§ **Task goal**:
Identify the lines bearing the string "jetzt" and gather them.

§ **Material supplied**:
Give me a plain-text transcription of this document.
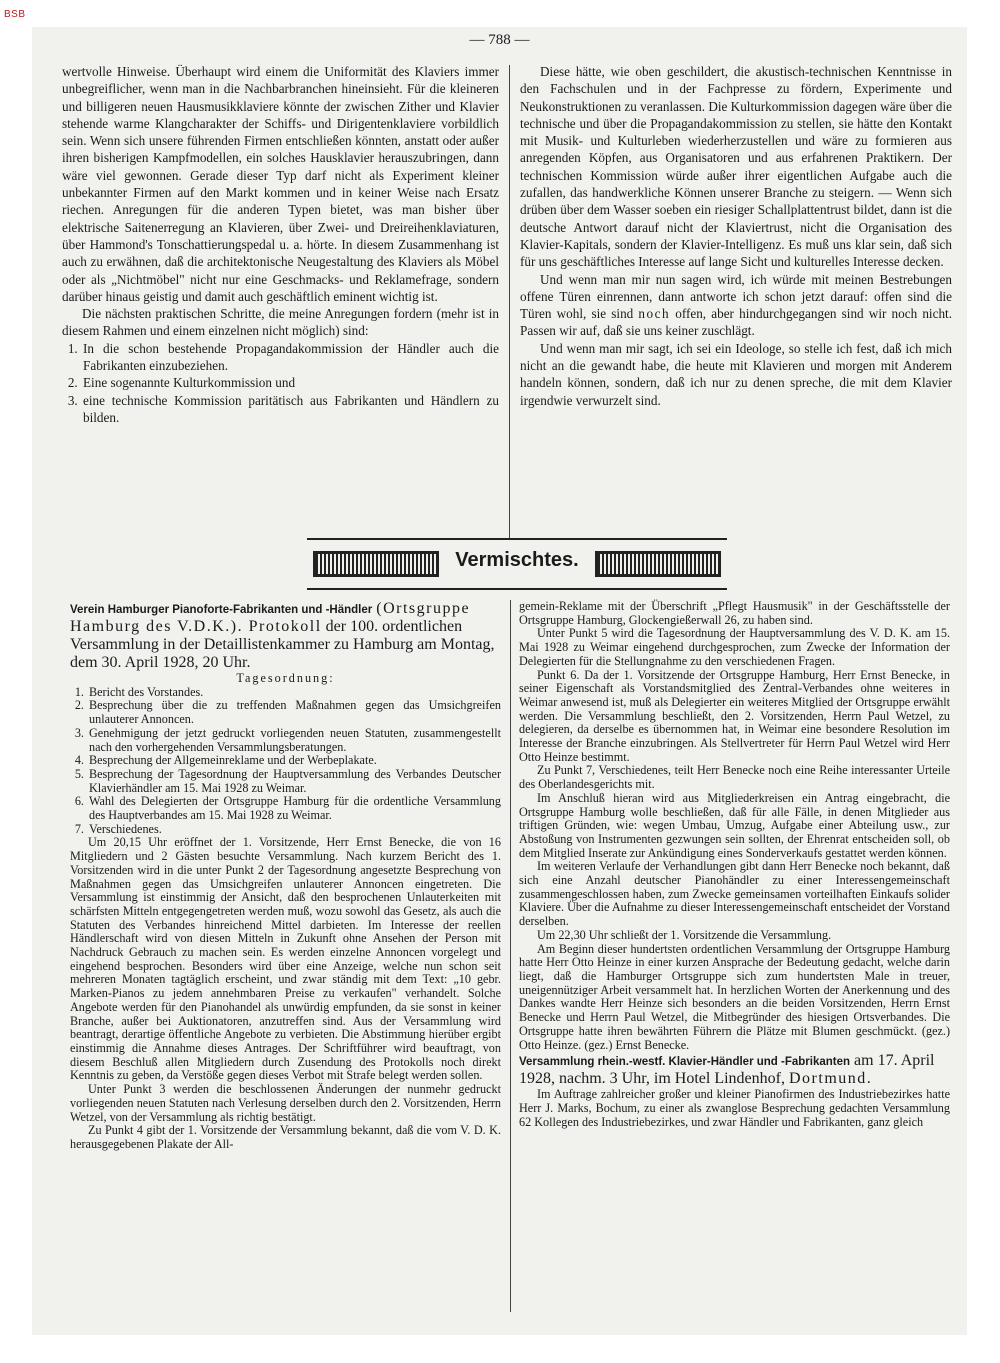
BSB
— 788 —

wertvolle Hinweise. Überhaupt wird einem die Uniformität des Klaviers immer unbegreiflicher, wenn man in die Nachbarbranchen hineinsieht. Für die kleineren und billigeren neuen Hausmusikklaviere könnte der zwischen Zither und Klavier stehende warme Klangcharakter der Schiffs- und Dirigentenklaviere vorbildlich sein. Wenn sich unsere führenden Firmen entschließen könnten, anstatt oder außer ihren bisherigen Kampfmodellen, ein solches Hausklavier herauszubringen, dann wäre viel gewonnen. Gerade dieser Typ darf nicht als Experiment kleiner unbekannter Firmen auf den Markt kommen und in keiner Weise nach Ersatz riechen. Anregungen für die anderen Typen bietet, was man bisher über elektrische Saitenerregung an Klavieren, über Zwei- und Dreireihenklaviaturen, über Hammond's Tonschattierungspedal u. a. hörte. In diesem Zusammenhang ist auch zu erwähnen, daß die architektonische Neugestaltung des Klaviers als Möbel oder als „Nichtmöbel" nicht nur eine Geschmacks- und Reklamefrage, sondern darüber hinaus geistig und damit auch geschäftlich eminent wichtig ist.

Die nächsten praktischen Schritte, die meine Anregungen fordern (mehr ist in diesem Rahmen und einem einzelnen nicht möglich) sind:

1. In die schon bestehende Propagandakommission der Händler auch die Fabrikanten einzubeziehen.
2. Eine sogenannte Kulturkommission und
3. eine technische Kommission paritätisch aus Fabrikanten und Händlern zu bilden.

Diese hätte, wie oben geschildert, die akustisch-technischen Kenntnisse in den Fachschulen und in der Fachpresse zu fördern, Experimente und Neukonstruktionen zu veranlassen. Die Kulturkommission dagegen wäre über die technische und über die Propagandakommission zu stellen, sie hätte den Kontakt mit Musik- und Kulturleben wiederherzustellen und wäre zu formieren aus anregenden Köpfen, aus Organisatoren und aus erfahrenen Praktikern. Der technischen Kommission würde außer ihrer eigentlichen Aufgabe auch die zufallen, das handwerkliche Können unserer Branche zu steigern. — Wenn sich drüben über dem Wasser soeben ein riesiger Schallplattentrust bildet, dann ist die deutsche Antwort darauf nicht der Klaviertrust, nicht die Organisation des Klavier-Kapitals, sondern der Klavier-Intelligenz. Es muß uns klar sein, daß sich für uns geschäftliches Interesse auf lange Sicht und kulturelles Interesse decken.

Und wenn man mir nun sagen wird, ich würde mit meinen Bestrebungen offene Türen einrennen, dann antworte ich schon jetzt darauf: offen sind die Türen wohl, sie sind noch offen, aber hindurchgegangen sind wir noch nicht. Passen wir auf, daß sie uns keiner zuschlägt.

Und wenn man mir sagt, ich sei ein Ideologe, so stelle ich fest, daß ich mich nicht an die gewandt habe, die heute mit Klavieren und morgen mit Anderem handeln können, sondern, daß ich nur zu denen spreche, die mit dem Klavier irgendwie verwurzelt sind.

Vermischtes.

Verein Hamburger Pianoforte-Fabrikanten und -Händler (Ortsgruppe Hamburg des V.D.K.). Protokoll der 100. ordentlichen Versammlung in der Detaillistenkammer zu Hamburg am Montag, dem 30. April 1928, 20 Uhr.

Tagesordnung:
1. Bericht des Vorstandes.
2. Besprechung über die zu treffenden Maßnahmen gegen das Umsichgreifen unlauterer Annoncen.
3. Genehmigung der jetzt gedruckt vorliegenden neuen Statuten, zusammengestellt nach den vorhergehenden Versammlungsberatungen.
4. Besprechung der Allgemeinreklame und der Werbeplakate.
5. Besprechung der Tagesordnung der Hauptversammlung des Verbandes Deutscher Klavierhändler am 15. Mai 1928 zu Weimar.
6. Wahl des Delegierten der Ortsgruppe Hamburg für die ordentliche Versammlung des Hauptverbandes am 15. Mai 1928 zu Weimar.
7. Verschiedenes.

Um 20,15 Uhr eröffnet der 1. Vorsitzende, Herr Ernst Benecke, die von 16 Mitgliedern und 2 Gästen besuchte Versammlung. Nach kurzem Bericht des 1. Vorsitzenden wird in die unter Punkt 2 der Tagesordnung angesetzte Besprechung von Maßnahmen gegen das Umsichgreifen unlauterer Annoncen eingetreten. Die Versammlung ist einstimmig der Ansicht, daß den besprochenen Unlauterkeiten mit schärfsten Mitteln entgegengetreten werden muß, wozu sowohl das Gesetz, als auch die Statuten des Verbandes hinreichend Mittel darbieten. Im Interesse der reellen Händlerschaft wird von diesen Mitteln in Zukunft ohne Ansehen der Person mit Nachdruck Gebrauch zu machen sein. Es werden einzelne Annoncen vorgelegt und eingehend besprochen. Besonders wird über eine Anzeige, welche nun schon seit mehreren Monaten tagtäglich erscheint, und zwar ständig mit dem Text: „10 gebr. Marken-Pianos zu jedem annehmbaren Preise zu verkaufen" verhandelt. Solche Angebote werden für den Pianohandel als unwürdig empfunden, da sie sonst in keiner Branche, außer bei Auktionatoren, anzutreffen sind. Aus der Versammlung wird beantragt, derartige öffentliche Angebote zu verbieten. Die Abstimmung hierüber ergibt einstimmig die Annahme dieses Antrages. Der Schriftführer wird beauftragt, von diesem Beschluß allen Mitgliedern durch Zusendung des Protokolls noch direkt Kenntnis zu geben, da Verstöße gegen dieses Verbot mit Strafe belegt werden sollen.

Unter Punkt 3 werden die beschlossenen Änderungen der nunmehr gedruckt vorliegenden neuen Statuten nach Verlesung derselben durch den 2. Vorsitzenden, Herrn Wetzel, von der Versammlung als richtig bestätigt.

Zu Punkt 4 gibt der 1. Vorsitzende der Versammlung bekannt, daß die vom V. D. K. herausgegebenen Plakate der All-

gemein-Reklame mit der Überschrift „Pflegt Hausmusik" in der Geschäftsstelle der Ortsgruppe Hamburg, Glockengießerwall 26, zu haben sind.

Unter Punkt 5 wird die Tagesordnung der Hauptversammlung des V. D. K. am 15. Mai 1928 zu Weimar eingehend durchgesprochen, zum Zwecke der Information der Delegierten für die Stellungnahme zu den verschiedenen Fragen.

Punkt 6. Da der 1. Vorsitzende der Ortsgruppe Hamburg, Herr Ernst Benecke, in seiner Eigenschaft als Vorstandsmitglied des Zentral-Verbandes ohne weiteres in Weimar anwesend ist, muß als Delegierter ein weiteres Mitglied der Ortsgruppe erwählt werden. Die Versammlung beschließt, den 2. Vorsitzenden, Herrn Paul Wetzel, zu delegieren, da derselbe es übernommen hat, in Weimar eine besondere Resolution im Interesse der Branche einzubringen. Als Stellvertreter für Herrn Paul Wetzel wird Herr Otto Heinze bestimmt.

Zu Punkt 7, Verschiedenes, teilt Herr Benecke noch eine Reihe interessanter Urteile des Oberlandesgerichts mit.

Im Anschluß hieran wird aus Mitgliederkreisen ein Antrag eingebracht, die Ortsgruppe Hamburg wolle beschließen, daß für alle Fälle, in denen Mitglieder aus triftigen Gründen, wie: wegen Umbau, Umzug, Aufgabe einer Abteilung usw., zur Abstoßung von Instrumenten gezwungen sein sollten, der Ehrenrat entscheiden soll, ob dem Mitglied Inserate zur Ankündigung eines Sonderverkaufs gestattet werden können.

Im weiteren Verlaufe der Verhandlungen gibt dann Herr Benecke noch bekannt, daß sich eine Anzahl deutscher Pianohändler zu einer Interessengemeinschaft zusammengeschlossen haben, zum Zwecke gemeinsamen vorteilhaften Einkaufs solider Klaviere. Über die Aufnahme zu dieser Interessengemeinschaft entscheidet der Vorstand derselben.

Um 22,30 Uhr schließt der 1. Vorsitzende die Versammlung.

Am Beginn dieser hundertsten ordentlichen Versammlung der Ortsgruppe Hamburg hatte Herr Otto Heinze in einer kurzen Ansprache der Bedeutung gedacht, welche darin liegt, daß die Hamburger Ortsgruppe sich zum hundertsten Male in treuer, uneigennütziger Arbeit versammelt hat. In herzlichen Worten der Anerkennung und des Dankes wandte Herr Heinze sich besonders an die beiden Vorsitzenden, Herrn Ernst Benecke und Herrn Paul Wetzel, die Mitbegründer des hiesigen Ortsverbandes. Die Ortsgruppe hatte ihren bewährten Führern die Plätze mit Blumen geschmückt. (gez.) Otto Heinze. (gez.) Ernst Benecke.

Versammlung rhein.-westf. Klavier-Händler und -Fabrikanten am 17. April 1928, nachm. 3 Uhr, im Hotel Lindenhof, Dortmund.

Im Auftrage zahlreicher großer und kleiner Pianofirmen des Industriebezirkes hatte Herr J. Marks, Bochum, zu einer als zwanglose Besprechung gedachten Versammlung 62 Kollegen des Industriebezirkes, und zwar Händler und Fabrikanten, ganz gleich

§ **Result of this exercise**:
Und wenn man mir nun sagen wird, ich würde mit meinen Bestrebungen offene Türen einrennen, dann antworte ich schon jetzt darauf: offen sind die Türen wohl, sie sind noch offen, aber hindurchgegangen sind wir noch nicht. Passen wir auf, daß sie uns keiner zuschlägt.
3. Genehmigung der jetzt gedruckt vorliegenden neuen Statuten, zusammengestellt nach den vorhergehenden Versammlungsberatungen.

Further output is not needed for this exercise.